* INFORMATION GIVEN *
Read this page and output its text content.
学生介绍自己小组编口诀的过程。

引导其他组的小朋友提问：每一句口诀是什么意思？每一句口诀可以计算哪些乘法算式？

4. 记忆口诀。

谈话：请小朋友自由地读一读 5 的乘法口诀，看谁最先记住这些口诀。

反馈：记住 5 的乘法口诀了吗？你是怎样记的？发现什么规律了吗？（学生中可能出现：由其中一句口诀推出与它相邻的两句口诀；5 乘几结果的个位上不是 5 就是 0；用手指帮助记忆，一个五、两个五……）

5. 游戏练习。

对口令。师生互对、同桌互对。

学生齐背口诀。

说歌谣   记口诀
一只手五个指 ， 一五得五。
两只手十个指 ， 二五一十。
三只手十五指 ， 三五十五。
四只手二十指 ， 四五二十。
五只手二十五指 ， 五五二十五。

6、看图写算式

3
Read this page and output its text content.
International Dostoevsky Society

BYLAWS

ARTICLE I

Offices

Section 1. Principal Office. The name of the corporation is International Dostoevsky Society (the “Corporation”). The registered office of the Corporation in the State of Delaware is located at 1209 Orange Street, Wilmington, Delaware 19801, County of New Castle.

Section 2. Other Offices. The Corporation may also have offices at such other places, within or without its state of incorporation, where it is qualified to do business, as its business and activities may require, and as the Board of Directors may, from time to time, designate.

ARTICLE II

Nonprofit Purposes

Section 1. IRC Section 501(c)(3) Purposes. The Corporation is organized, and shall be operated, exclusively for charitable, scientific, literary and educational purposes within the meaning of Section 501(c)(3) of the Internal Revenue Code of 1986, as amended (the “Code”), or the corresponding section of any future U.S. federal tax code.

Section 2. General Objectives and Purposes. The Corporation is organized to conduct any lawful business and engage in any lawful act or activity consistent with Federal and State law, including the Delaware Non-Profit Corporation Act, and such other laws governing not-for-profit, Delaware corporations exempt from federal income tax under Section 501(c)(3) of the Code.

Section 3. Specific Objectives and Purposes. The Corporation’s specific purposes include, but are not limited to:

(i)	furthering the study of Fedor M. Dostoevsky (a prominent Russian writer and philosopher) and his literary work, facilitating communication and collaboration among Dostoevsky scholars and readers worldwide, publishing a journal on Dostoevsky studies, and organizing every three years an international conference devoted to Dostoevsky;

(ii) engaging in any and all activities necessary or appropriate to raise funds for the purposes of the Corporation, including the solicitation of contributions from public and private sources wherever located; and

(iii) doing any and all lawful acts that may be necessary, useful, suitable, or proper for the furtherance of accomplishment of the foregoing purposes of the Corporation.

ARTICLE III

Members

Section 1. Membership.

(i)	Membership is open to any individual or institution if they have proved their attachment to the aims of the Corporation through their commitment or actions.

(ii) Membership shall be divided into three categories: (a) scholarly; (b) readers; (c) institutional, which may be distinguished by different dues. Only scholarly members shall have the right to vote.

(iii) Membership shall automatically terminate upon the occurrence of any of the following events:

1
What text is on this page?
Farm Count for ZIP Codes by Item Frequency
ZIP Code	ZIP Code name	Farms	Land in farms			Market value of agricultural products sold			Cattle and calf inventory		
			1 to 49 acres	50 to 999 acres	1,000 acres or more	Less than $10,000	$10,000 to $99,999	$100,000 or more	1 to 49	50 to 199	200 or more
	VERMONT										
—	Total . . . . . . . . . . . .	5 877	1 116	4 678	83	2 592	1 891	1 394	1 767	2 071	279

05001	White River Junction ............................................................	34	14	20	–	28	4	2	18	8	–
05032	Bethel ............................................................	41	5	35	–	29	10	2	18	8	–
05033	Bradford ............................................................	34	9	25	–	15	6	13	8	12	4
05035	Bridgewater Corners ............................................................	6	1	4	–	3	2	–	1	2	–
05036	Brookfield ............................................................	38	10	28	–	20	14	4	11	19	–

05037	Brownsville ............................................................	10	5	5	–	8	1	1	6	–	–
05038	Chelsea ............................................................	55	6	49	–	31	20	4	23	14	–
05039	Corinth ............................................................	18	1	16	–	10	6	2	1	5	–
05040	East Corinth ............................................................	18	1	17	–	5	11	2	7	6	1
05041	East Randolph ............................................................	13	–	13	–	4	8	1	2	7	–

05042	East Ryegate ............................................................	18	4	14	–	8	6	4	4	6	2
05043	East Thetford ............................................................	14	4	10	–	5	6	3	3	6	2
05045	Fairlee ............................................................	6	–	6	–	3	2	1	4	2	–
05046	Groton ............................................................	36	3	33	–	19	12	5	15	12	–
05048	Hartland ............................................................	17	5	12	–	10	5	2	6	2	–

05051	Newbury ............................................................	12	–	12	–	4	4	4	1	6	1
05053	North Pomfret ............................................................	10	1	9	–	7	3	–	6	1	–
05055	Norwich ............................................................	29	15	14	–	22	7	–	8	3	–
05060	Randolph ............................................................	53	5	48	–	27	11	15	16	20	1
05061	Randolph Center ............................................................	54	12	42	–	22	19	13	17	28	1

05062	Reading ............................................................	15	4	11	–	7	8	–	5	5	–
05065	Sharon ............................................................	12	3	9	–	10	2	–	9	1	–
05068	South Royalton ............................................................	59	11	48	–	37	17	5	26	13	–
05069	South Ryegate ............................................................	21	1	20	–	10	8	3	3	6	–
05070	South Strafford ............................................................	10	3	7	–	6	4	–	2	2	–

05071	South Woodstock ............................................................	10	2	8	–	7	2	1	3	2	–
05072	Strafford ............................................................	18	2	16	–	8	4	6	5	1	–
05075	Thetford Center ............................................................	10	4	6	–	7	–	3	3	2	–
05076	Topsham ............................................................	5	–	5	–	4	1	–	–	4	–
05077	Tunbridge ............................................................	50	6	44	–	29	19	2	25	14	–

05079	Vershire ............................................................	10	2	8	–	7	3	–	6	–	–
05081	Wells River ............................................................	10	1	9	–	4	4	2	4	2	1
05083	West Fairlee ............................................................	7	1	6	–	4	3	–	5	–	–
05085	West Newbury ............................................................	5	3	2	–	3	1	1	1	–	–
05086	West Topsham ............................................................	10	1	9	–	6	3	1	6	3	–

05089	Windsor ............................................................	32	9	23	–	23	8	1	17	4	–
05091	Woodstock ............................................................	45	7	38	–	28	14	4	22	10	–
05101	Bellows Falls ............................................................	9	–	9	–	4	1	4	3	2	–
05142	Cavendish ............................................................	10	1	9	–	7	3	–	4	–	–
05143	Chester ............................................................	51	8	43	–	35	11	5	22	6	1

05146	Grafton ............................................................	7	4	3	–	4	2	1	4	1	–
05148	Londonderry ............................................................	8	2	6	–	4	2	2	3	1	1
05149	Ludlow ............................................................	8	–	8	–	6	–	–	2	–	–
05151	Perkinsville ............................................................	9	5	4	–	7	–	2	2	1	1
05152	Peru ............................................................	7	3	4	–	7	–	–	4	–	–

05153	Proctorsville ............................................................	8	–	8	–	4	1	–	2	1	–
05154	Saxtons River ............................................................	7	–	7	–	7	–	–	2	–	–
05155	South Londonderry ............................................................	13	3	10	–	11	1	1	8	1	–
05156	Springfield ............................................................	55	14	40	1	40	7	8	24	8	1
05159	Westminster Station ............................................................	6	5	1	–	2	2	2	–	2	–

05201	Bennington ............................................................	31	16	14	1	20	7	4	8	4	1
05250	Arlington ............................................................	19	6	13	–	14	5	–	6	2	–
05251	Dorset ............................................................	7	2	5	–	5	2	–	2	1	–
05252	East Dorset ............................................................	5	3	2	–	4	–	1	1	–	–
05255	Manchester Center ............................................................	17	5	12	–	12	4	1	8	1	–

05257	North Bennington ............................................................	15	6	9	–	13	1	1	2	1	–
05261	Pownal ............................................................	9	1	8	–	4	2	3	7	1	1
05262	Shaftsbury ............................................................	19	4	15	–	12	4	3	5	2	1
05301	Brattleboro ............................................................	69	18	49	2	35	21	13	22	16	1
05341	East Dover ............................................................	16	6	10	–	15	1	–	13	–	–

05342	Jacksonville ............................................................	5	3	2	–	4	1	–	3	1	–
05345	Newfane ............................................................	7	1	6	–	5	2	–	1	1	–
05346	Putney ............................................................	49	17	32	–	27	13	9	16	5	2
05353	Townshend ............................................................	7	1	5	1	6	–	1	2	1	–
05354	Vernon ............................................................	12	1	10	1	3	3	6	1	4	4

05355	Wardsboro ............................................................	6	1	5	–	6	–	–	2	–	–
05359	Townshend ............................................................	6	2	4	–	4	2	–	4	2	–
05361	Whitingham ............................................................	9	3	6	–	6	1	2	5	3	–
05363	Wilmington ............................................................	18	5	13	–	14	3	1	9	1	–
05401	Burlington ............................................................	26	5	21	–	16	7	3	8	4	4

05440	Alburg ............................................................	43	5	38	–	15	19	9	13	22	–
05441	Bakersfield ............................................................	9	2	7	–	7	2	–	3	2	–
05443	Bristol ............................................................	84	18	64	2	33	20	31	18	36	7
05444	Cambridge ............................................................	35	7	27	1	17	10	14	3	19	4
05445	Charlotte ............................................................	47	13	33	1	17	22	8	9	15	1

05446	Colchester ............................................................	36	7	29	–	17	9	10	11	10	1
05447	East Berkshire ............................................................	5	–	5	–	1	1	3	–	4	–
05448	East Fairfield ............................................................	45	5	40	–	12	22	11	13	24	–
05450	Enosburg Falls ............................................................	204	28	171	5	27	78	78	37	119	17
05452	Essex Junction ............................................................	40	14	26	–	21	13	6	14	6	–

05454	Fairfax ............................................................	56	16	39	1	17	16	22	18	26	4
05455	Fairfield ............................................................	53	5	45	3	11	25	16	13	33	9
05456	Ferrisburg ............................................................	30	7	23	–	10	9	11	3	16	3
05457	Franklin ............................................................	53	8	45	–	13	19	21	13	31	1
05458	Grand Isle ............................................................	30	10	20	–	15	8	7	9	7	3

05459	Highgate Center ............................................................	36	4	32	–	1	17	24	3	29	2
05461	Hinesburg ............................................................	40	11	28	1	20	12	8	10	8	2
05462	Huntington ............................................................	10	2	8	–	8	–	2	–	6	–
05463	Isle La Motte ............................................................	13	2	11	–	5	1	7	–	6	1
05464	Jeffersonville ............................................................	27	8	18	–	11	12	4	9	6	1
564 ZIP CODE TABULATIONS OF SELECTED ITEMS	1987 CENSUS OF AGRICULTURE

* TO DO *
Search the preceding listing for "located" and extract every line where it is found.

* TASK OUTPUT *
Section 1. Principal Office. The name of the corporation is International Dostoevsky Society (the “Corporation”). The registered office of the Corporation in the State of Delaware is located at 1209 Orange Street, Wilmington, Delaware 19801, County of New Castle.
(ii) engaging in any and all activities necessary or appropriate to raise funds for the purposes of the Corporation, including the solicitation of contributions from public and private sources wherever located; and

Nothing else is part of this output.